What you are asked to do: All entries below need to be written out exactly, but without their pictures.

Collection entries
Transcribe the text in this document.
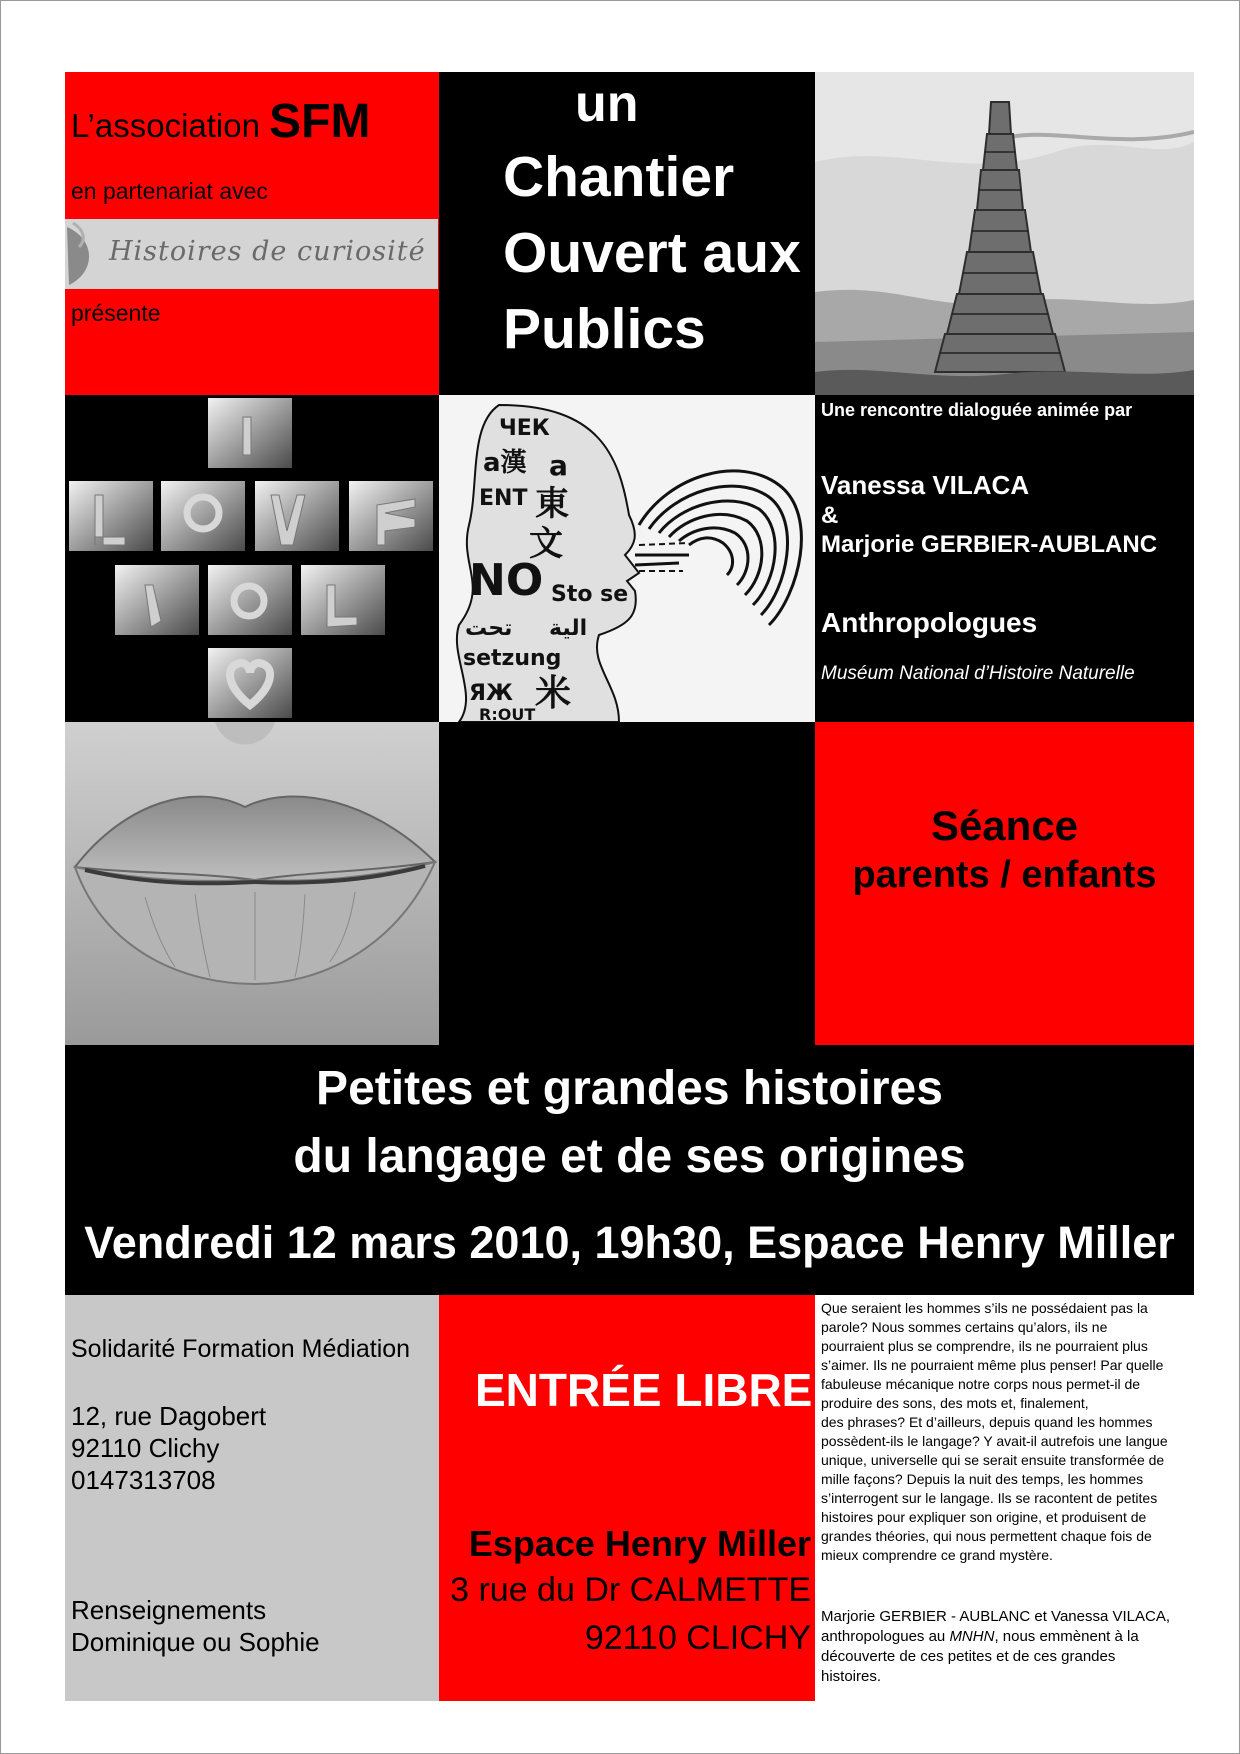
L’association SFM
en partenariat avec
Histoires de curiosité
présente
un
Chantier
Ouvert aux
Publics
ЧЕК
a漢 a
ENT 東
文
NO Sto se
تحت الية
setzung
ЯЖ 米
R:OUT
Une rencontre dialoguée animée par
Vanessa VILACA
&
Marjorie GERBIER-AUBLANC
Anthropologues
Muséum National d’Histoire Naturelle
Séance
parents / enfants
Petites et grandes histoires
du langage et de ses origines
Vendredi 12 mars 2010, 19h30, Espace Henry Miller
Solidarité Formation Médiation
12, rue Dagobert
92110 Clichy
0147313708
Renseignements
Dominique ou Sophie
ENTRÉE LIBRE
Espace Henry Miller
3 rue du Dr CALMETTE
92110 CLICHY
Que seraient les hommes s’ils ne possédaient pas la
parole? Nous sommes certains qu’alors, ils ne
pourraient plus se comprendre, ils ne pourraient plus
s’aimer. Ils ne pourraient même plus penser! Par quelle
fabuleuse mécanique notre corps nous permet-il de
produire des sons, des mots et, finalement,
des phrases? Et d’ailleurs, depuis quand les hommes
possèdent-ils le langage? Y avait-il autrefois une langue
unique, universelle qui se serait ensuite transformée de
mille façons? Depuis la nuit des temps, les hommes
s’interrogent sur le langage. Ils se racontent de petites
histoires pour expliquer son origine, et produisent de
grandes théories, qui nous permettent chaque fois de
mieux comprendre ce grand mystère.
Marjorie GERBIER - AUBLANC et Vanessa VILACA,
anthropologues au MNHN, nous emmènent à la
découverte de ces petites et de ces grandes
histoires.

In response:
Transcribe the text in this document.
L’association SFM
en partenariat avec
Histoires de curiosité
présente
un
Chantier
Ouvert aux
Publics
ЧЕК
a漢 a
ENT 東
文
NO Sto se
تحت الية
setzung
ЯЖ 米
R:OUT
Une rencontre dialoguée animée par
Vanessa VILACA
&
Marjorie GERBIER-AUBLANC
Anthropologues
Muséum National d’Histoire Naturelle
Séance
parents / enfants
Petites et grandes histoires
du langage et de ses origines
Vendredi 12 mars 2010, 19h30, Espace Henry Miller
Solidarité Formation Médiation
12, rue Dagobert
92110 Clichy
0147313708
Renseignements
Dominique ou Sophie
ENTRÉE LIBRE
Espace Henry Miller
3 rue du Dr CALMETTE
92110 CLICHY
Que seraient les hommes s’ils ne possédaient pas la
parole? Nous sommes certains qu’alors, ils ne
pourraient plus se comprendre, ils ne pourraient plus
s’aimer. Ils ne pourraient même plus penser! Par quelle
fabuleuse mécanique notre corps nous permet-il de
produire des sons, des mots et, finalement,
des phrases? Et d’ailleurs, depuis quand les hommes
possèdent-ils le langage? Y avait-il autrefois une langue
unique, universelle qui se serait ensuite transformée de
mille façons? Depuis la nuit des temps, les hommes
s’interrogent sur le langage. Ils se racontent de petites
histoires pour expliquer son origine, et produisent de
grandes théories, qui nous permettent chaque fois de
mieux comprendre ce grand mystère.
Marjorie GERBIER - AUBLANC et Vanessa VILACA,
anthropologues au MNHN, nous emmènent à la
découverte de ces petites et de ces grandes
histoires.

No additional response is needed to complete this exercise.